Work required >>
Find each line containing the string "Presentation" and return it.
--- BEGIN Records to use ---
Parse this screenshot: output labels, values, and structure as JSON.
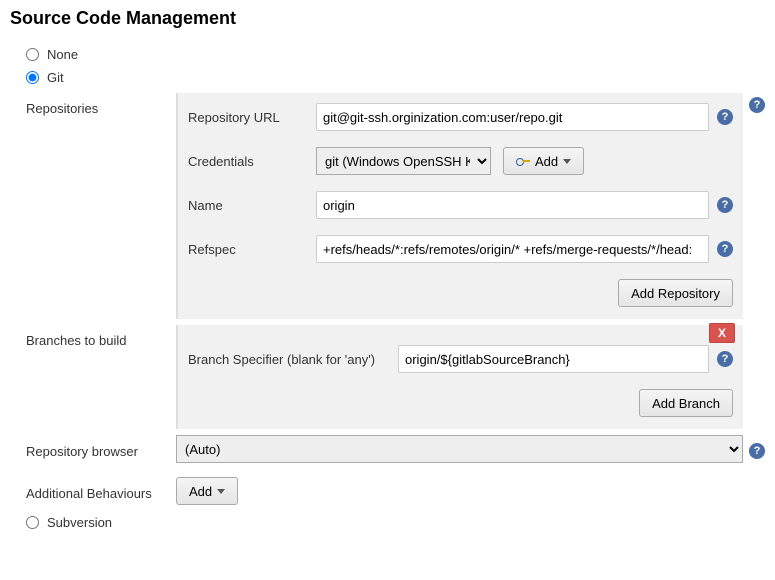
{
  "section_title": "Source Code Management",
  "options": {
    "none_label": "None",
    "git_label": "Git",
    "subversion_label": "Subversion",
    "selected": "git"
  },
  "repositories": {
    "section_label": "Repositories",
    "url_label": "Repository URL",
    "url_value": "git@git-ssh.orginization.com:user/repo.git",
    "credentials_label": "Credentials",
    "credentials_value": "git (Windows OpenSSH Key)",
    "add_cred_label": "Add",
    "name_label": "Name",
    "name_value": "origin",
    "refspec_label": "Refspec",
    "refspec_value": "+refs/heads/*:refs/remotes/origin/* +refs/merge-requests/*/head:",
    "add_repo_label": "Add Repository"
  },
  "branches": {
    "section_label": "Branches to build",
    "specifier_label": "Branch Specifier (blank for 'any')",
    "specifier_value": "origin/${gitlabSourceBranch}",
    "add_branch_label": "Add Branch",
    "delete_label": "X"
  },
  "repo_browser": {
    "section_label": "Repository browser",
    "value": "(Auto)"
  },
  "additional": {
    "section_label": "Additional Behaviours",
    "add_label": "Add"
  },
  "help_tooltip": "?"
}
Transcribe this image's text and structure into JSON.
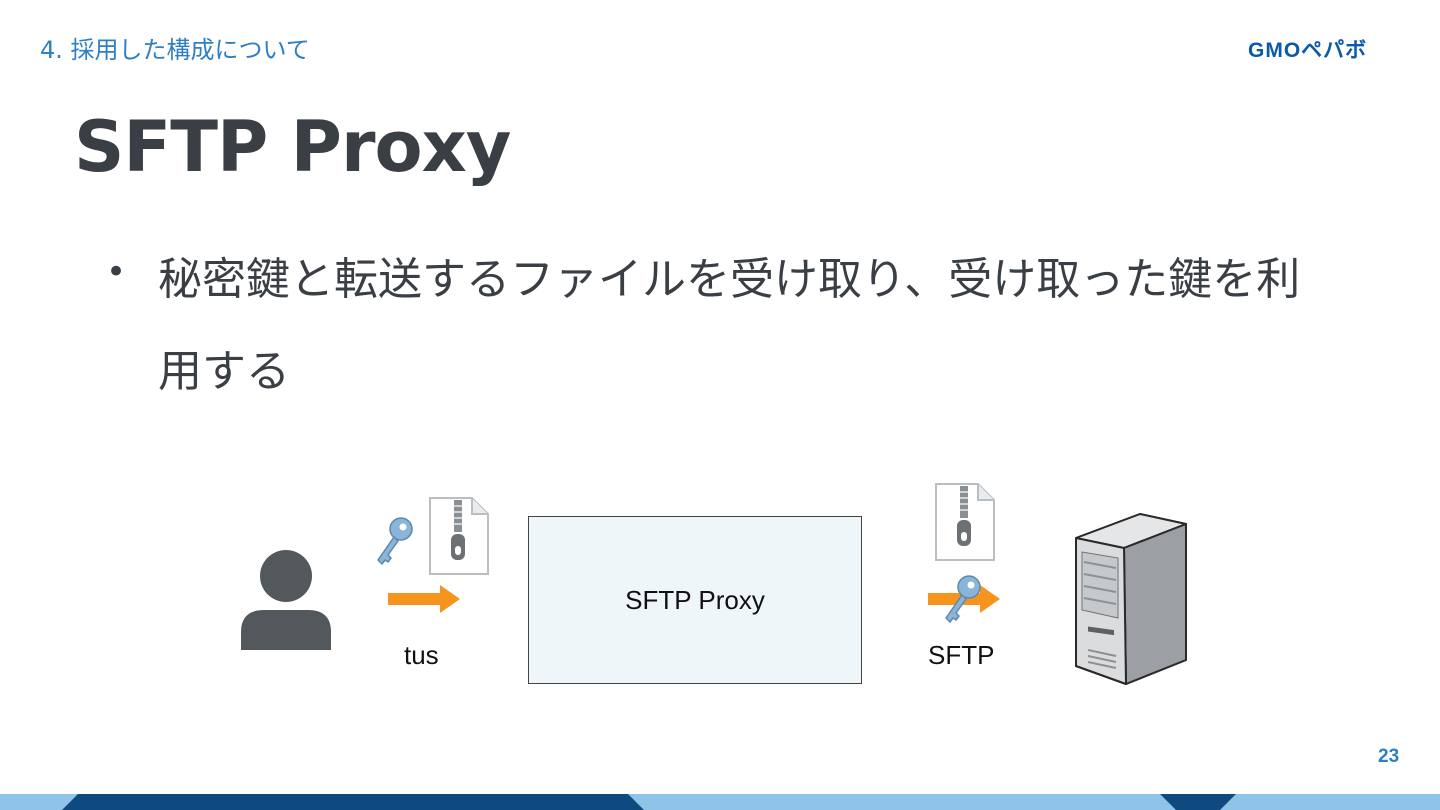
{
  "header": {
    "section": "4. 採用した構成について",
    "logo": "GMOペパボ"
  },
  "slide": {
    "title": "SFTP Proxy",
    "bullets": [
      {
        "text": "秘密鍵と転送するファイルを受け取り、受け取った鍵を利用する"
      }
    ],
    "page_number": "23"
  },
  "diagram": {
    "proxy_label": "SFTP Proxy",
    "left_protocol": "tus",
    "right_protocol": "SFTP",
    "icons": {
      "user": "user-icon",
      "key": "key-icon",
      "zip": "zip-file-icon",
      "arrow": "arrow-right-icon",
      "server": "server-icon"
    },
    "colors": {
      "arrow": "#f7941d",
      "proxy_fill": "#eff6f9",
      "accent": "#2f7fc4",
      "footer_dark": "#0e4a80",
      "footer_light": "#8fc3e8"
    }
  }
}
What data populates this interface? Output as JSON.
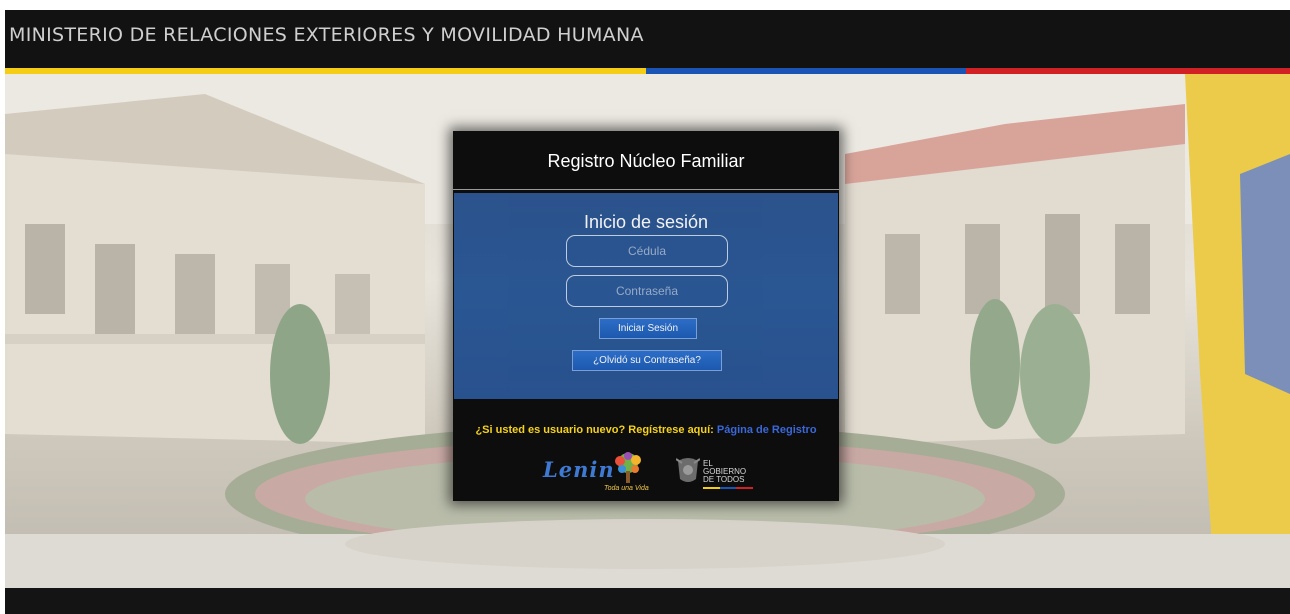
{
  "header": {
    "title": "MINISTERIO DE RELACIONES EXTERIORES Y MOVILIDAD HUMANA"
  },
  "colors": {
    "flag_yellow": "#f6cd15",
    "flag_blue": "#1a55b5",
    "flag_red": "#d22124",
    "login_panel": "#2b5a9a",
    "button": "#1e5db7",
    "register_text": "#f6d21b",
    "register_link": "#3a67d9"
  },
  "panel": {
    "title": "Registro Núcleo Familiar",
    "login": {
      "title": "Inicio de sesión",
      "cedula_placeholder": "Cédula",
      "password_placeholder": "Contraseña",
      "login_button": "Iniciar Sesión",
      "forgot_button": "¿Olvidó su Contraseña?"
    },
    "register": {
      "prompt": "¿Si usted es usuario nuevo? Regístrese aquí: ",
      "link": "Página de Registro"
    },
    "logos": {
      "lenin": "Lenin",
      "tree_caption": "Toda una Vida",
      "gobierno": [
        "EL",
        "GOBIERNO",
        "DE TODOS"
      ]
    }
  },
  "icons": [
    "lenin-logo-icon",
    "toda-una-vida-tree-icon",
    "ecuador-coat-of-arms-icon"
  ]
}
--- END Records to use ---
--- BEGIN Records to use ---
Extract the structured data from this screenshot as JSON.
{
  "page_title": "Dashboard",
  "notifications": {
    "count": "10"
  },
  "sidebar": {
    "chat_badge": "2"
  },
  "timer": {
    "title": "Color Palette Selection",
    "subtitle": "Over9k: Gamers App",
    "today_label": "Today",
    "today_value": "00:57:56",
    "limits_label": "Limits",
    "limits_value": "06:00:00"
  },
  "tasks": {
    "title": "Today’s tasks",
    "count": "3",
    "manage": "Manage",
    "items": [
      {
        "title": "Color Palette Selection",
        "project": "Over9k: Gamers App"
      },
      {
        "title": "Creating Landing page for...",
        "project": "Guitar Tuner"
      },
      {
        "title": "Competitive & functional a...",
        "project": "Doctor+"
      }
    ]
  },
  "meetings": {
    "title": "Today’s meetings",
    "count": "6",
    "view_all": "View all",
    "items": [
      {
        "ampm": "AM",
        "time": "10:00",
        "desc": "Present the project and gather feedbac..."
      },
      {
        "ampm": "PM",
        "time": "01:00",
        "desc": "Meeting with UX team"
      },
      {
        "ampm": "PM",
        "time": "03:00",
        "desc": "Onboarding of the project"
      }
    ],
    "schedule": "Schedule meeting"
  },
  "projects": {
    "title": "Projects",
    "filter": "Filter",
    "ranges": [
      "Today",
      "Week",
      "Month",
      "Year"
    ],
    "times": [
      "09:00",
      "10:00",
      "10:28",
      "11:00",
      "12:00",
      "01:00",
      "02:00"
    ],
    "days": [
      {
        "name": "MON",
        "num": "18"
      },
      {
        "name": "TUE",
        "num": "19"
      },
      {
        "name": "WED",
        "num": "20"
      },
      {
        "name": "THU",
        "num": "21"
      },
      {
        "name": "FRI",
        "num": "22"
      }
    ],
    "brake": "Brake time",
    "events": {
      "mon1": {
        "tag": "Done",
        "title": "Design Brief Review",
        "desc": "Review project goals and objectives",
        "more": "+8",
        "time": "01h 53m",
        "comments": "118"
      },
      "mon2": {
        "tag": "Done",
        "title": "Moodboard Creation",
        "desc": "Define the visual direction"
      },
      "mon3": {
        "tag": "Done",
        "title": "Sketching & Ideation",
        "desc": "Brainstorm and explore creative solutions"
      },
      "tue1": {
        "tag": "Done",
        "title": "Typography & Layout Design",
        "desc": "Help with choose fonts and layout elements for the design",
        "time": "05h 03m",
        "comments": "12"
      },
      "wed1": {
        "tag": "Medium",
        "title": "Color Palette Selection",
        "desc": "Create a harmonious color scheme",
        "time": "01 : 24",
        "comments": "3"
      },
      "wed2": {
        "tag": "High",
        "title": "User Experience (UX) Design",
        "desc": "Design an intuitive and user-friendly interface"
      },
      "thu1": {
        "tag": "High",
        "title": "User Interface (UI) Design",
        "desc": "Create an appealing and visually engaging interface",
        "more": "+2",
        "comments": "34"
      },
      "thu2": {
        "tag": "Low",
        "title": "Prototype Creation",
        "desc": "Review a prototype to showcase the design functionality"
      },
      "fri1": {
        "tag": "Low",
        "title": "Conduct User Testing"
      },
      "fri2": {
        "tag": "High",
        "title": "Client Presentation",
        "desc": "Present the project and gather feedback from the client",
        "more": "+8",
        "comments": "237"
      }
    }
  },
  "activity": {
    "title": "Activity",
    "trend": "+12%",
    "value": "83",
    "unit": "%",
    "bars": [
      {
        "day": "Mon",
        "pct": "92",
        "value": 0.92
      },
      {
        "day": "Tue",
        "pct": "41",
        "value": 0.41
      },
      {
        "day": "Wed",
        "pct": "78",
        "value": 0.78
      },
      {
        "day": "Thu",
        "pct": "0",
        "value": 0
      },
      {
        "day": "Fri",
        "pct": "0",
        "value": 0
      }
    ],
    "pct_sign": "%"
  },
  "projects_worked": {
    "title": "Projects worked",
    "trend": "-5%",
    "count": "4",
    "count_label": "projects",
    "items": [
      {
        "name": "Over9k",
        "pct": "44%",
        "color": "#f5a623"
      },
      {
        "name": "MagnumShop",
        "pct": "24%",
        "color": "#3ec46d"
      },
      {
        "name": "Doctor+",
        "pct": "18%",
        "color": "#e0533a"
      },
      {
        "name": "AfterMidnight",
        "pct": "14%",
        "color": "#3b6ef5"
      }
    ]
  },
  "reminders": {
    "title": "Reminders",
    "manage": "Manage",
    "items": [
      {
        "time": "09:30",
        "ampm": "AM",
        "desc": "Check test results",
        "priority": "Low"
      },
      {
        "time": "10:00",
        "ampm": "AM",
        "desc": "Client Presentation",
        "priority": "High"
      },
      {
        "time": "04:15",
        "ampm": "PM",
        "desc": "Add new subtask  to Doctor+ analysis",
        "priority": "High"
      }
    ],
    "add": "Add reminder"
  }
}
--- END Records to use ---
--- BEGIN Records to use ---
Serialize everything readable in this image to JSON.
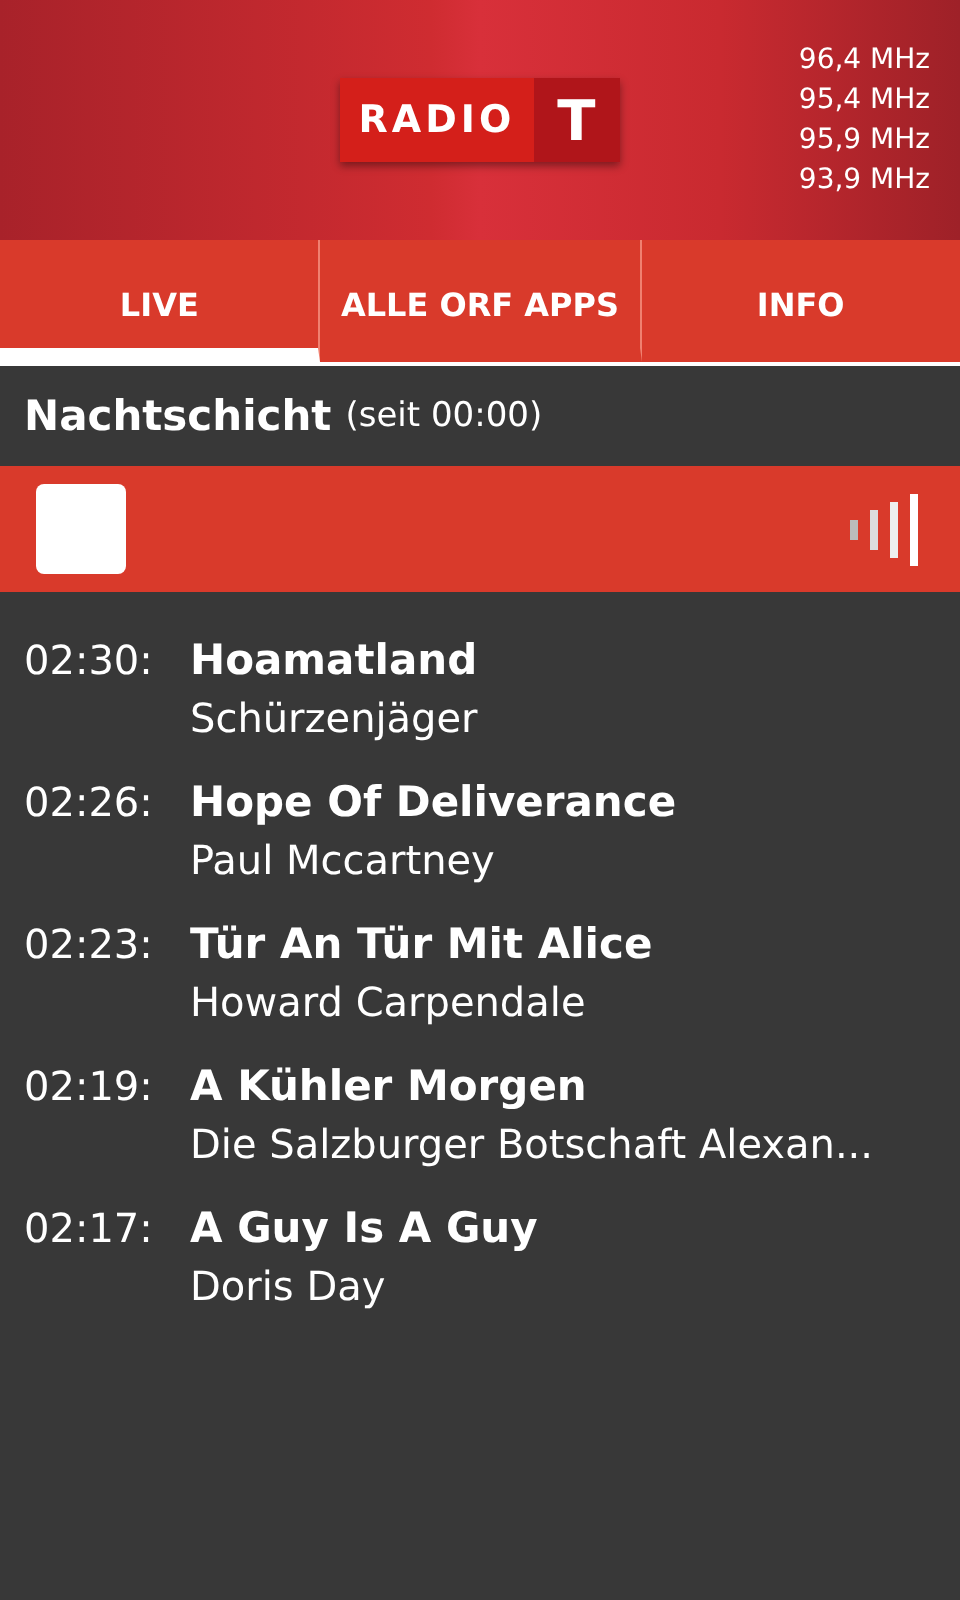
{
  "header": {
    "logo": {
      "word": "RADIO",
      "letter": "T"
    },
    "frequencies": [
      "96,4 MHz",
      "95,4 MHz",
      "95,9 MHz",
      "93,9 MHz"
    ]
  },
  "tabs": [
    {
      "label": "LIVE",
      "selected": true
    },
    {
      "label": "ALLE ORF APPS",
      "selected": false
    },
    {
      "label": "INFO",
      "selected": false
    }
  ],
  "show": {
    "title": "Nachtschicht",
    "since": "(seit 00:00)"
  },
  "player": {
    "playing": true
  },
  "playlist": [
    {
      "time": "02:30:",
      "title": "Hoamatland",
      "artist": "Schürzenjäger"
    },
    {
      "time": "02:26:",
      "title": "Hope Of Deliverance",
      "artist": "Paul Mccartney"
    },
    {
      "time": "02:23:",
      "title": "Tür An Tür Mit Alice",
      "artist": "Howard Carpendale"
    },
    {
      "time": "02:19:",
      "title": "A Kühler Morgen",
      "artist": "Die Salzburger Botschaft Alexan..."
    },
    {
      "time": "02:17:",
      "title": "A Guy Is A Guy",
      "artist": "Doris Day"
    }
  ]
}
--- END Records to use ---
Written response >>
        "title": "Client Presentation",
        "desc": "Client Presentation",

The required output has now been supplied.